**Stated task:** Determine how many lines carry the word "this". Output that number only.

**Records provided:**

* * *

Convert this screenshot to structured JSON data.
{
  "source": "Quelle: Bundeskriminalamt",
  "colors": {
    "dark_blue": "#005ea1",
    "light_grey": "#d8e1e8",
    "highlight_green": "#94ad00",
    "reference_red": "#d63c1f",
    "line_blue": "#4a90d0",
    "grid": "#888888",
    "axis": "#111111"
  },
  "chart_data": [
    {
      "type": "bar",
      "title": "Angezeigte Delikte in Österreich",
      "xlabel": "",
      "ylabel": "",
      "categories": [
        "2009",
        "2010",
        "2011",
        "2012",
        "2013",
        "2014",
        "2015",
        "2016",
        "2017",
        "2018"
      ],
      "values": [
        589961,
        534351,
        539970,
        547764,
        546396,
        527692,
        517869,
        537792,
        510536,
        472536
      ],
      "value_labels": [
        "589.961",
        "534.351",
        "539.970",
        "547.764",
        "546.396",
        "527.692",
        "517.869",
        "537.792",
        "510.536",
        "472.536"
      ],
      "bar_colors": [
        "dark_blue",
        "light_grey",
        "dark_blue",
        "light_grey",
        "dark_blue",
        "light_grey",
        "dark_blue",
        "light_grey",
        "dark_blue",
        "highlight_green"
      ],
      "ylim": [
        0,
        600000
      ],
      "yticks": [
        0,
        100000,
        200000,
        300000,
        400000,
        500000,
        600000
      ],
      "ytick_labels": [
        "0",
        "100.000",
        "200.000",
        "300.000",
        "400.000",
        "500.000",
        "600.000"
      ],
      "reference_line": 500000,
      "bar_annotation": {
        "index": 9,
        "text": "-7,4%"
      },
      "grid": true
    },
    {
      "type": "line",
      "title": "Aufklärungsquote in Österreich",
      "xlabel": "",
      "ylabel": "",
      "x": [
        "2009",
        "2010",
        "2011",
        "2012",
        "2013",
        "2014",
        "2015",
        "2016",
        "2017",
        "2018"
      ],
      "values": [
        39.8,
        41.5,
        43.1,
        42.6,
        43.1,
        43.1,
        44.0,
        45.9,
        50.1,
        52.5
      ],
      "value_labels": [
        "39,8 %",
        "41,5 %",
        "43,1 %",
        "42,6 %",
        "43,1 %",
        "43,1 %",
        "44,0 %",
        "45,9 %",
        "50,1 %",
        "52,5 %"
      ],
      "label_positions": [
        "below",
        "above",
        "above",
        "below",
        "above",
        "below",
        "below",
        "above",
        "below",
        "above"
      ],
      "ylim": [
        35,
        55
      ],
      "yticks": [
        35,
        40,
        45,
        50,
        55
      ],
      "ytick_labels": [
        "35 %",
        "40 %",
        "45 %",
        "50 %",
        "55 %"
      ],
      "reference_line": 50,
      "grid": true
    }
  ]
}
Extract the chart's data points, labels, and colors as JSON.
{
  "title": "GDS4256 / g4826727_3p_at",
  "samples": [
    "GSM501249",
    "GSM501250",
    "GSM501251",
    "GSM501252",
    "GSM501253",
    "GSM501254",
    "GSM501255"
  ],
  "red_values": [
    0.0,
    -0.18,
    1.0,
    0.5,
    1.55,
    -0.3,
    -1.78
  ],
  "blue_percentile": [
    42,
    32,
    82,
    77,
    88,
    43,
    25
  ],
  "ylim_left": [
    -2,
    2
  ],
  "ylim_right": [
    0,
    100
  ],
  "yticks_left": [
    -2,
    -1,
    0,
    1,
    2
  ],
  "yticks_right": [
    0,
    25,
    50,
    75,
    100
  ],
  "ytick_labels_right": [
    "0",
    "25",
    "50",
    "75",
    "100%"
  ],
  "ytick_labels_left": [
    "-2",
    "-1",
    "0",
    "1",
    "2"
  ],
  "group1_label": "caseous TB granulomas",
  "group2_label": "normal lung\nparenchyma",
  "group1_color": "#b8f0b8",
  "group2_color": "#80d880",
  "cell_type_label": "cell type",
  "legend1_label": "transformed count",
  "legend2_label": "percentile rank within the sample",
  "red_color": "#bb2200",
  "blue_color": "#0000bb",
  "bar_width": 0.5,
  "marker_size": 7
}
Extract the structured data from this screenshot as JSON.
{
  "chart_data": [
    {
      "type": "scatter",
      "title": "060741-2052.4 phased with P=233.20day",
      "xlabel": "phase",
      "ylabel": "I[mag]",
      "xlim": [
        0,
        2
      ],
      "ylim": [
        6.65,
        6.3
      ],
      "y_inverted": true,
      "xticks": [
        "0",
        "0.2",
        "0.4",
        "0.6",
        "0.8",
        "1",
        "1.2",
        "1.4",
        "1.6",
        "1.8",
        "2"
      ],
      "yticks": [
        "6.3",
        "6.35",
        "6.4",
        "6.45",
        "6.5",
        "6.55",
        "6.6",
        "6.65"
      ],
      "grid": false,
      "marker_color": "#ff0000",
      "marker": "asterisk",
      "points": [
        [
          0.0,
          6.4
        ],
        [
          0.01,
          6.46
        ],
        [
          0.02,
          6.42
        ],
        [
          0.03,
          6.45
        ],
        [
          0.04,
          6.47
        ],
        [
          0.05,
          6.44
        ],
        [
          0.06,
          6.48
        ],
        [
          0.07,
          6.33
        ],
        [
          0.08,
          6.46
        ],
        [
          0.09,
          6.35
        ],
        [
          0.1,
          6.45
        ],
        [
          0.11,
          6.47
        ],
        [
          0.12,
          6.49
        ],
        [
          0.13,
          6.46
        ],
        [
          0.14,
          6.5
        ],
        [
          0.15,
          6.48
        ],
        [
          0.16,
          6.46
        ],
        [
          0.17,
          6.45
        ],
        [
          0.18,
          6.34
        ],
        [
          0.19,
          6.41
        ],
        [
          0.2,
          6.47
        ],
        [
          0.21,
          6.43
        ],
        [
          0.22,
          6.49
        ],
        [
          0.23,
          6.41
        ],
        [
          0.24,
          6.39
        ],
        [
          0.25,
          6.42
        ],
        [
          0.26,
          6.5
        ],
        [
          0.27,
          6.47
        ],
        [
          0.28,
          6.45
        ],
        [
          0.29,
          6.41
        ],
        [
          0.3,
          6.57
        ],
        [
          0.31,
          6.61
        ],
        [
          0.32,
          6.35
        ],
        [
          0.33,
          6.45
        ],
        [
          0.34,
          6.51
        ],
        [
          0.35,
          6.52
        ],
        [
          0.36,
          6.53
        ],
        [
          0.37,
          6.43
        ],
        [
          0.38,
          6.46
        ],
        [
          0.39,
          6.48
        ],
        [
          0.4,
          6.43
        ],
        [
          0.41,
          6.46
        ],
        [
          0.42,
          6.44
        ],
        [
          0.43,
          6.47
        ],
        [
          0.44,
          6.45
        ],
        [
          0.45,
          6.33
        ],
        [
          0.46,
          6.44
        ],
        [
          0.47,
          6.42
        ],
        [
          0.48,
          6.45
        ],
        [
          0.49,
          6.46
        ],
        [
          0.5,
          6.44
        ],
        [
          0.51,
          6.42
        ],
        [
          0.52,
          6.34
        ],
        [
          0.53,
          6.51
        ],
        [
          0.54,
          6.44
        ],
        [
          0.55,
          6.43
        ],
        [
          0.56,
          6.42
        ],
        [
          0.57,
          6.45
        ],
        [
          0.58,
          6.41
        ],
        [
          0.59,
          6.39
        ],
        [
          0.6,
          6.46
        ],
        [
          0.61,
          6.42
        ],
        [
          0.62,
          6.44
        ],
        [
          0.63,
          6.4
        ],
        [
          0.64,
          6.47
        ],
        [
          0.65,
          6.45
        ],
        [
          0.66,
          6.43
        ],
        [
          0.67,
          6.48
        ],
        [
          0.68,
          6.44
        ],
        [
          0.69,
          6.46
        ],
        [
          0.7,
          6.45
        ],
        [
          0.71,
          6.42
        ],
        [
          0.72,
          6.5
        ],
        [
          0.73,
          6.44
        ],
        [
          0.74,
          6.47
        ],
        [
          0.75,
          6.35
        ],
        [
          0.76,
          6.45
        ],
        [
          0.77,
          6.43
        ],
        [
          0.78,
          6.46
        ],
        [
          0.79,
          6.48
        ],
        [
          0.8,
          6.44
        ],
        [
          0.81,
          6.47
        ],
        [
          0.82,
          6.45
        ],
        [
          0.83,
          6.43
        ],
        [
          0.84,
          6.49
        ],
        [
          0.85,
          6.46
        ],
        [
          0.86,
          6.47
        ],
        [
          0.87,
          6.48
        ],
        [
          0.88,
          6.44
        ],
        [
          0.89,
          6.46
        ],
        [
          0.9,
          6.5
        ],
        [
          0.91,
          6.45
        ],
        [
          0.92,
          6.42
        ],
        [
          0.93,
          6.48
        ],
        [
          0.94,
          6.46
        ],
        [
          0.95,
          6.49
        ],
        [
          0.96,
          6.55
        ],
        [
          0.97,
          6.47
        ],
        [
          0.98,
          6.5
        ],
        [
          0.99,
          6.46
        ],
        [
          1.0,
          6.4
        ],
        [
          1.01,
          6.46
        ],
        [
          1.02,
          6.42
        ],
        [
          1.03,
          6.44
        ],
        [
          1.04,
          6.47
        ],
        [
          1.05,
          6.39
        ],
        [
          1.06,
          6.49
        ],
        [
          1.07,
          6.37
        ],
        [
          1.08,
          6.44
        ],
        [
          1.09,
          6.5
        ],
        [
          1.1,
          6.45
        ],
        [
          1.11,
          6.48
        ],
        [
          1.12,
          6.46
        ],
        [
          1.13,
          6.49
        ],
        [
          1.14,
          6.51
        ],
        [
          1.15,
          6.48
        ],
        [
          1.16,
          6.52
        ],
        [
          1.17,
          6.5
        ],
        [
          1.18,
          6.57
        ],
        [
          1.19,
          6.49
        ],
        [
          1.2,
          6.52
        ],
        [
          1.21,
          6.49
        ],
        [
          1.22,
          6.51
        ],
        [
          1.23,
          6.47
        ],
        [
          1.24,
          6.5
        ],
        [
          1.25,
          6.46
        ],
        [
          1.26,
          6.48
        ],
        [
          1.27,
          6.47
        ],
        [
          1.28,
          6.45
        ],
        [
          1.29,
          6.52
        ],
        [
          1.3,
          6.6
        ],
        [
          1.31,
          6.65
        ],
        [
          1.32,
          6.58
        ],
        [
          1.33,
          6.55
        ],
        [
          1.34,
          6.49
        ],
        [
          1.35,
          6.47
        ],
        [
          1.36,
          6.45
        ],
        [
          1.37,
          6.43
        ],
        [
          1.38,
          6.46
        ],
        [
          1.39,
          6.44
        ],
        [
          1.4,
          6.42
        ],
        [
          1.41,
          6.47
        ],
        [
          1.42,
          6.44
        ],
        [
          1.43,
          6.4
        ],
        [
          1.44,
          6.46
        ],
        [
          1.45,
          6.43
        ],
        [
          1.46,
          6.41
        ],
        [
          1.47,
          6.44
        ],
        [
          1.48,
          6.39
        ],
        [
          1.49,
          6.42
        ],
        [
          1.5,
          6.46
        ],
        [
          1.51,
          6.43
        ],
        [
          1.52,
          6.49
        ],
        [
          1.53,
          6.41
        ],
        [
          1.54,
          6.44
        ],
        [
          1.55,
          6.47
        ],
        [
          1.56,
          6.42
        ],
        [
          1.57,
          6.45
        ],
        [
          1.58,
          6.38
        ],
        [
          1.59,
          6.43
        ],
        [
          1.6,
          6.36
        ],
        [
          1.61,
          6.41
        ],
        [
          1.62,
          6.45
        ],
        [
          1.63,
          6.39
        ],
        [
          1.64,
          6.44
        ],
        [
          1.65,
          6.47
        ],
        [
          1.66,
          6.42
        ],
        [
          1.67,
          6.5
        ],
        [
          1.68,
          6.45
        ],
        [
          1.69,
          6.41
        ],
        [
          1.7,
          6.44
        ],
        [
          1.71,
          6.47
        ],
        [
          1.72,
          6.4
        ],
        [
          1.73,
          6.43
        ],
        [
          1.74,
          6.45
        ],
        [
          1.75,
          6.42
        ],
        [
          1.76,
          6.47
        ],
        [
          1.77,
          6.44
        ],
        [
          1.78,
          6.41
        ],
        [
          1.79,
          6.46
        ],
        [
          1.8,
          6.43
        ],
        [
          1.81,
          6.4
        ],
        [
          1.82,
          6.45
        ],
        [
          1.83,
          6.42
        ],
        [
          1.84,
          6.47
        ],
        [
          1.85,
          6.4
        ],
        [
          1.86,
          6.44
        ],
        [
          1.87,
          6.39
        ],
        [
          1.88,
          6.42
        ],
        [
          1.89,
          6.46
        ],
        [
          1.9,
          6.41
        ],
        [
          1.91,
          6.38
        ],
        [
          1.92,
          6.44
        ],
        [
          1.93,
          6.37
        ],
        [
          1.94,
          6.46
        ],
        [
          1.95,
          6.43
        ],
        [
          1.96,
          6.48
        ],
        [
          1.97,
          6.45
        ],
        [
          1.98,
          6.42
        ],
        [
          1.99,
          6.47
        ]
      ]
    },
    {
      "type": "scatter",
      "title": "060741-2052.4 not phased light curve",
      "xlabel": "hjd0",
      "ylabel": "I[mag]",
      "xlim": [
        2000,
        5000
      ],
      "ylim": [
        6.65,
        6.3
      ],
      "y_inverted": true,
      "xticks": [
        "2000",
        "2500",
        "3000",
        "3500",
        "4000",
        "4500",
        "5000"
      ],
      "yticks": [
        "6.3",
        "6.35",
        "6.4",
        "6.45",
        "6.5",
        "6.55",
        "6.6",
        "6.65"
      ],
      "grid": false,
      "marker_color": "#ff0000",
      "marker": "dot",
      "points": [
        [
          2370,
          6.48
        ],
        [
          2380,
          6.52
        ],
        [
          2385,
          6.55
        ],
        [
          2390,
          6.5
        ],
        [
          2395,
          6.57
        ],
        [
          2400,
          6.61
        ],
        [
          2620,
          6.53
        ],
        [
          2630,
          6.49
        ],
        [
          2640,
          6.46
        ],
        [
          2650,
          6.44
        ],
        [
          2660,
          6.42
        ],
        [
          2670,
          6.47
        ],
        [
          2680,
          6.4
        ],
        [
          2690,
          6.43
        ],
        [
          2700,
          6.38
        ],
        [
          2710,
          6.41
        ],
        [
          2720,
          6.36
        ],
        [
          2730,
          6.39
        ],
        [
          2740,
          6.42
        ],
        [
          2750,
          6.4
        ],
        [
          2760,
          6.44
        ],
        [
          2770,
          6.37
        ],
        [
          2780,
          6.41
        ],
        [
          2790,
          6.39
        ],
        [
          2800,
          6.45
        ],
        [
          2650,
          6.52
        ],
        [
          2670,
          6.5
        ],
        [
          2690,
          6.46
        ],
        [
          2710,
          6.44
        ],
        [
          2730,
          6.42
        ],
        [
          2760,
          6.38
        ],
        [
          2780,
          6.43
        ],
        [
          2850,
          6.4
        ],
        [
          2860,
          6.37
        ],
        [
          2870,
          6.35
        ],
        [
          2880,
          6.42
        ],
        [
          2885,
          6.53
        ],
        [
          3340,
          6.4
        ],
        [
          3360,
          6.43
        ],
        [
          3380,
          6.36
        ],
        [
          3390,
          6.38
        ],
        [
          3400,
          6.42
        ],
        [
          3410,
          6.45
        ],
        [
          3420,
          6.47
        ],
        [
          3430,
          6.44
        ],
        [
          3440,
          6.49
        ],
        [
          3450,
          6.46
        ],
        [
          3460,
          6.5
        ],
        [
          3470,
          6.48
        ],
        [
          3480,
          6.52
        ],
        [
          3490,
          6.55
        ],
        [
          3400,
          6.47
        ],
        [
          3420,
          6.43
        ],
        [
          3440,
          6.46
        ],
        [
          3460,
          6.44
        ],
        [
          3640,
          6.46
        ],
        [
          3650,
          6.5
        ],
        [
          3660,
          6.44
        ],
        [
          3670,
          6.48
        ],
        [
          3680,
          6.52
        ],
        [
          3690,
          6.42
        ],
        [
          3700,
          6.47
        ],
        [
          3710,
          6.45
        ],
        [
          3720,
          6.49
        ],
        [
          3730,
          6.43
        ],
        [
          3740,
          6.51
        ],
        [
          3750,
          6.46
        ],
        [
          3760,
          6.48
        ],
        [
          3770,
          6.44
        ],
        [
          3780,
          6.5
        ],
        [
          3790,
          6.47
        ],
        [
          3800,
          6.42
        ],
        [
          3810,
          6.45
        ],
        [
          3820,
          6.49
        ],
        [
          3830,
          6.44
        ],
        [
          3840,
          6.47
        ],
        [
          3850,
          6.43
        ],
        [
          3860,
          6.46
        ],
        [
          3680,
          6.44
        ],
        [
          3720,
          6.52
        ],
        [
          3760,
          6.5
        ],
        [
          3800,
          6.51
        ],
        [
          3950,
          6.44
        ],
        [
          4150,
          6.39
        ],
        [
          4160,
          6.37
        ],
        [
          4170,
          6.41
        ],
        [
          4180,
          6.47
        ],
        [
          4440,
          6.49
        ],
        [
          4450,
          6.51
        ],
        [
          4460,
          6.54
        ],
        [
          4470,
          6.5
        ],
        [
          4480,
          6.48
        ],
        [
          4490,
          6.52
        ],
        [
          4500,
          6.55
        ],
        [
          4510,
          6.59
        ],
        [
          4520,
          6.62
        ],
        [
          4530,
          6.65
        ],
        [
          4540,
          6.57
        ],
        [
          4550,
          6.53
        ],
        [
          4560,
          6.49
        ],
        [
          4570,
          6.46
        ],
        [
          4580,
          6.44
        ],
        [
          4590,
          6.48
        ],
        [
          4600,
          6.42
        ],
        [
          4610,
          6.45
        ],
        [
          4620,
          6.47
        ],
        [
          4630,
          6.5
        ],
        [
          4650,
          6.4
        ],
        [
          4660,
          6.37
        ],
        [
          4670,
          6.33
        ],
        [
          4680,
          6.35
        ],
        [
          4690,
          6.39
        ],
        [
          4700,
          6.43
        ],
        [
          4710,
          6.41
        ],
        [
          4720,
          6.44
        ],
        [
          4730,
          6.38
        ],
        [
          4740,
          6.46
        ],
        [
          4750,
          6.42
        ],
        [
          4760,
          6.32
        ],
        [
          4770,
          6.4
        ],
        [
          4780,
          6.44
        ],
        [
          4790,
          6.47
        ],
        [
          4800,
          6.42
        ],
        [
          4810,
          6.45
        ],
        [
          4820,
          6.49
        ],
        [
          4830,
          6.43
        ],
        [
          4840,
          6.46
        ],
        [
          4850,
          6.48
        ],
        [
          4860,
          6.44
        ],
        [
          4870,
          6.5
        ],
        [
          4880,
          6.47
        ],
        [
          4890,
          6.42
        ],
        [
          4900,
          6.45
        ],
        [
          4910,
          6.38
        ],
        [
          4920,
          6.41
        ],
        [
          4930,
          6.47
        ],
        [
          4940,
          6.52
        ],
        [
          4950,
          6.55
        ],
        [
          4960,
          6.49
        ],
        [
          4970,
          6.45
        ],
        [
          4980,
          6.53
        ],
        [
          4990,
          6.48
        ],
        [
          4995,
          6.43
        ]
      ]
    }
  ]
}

* * *

**Reply to the exercise:** 2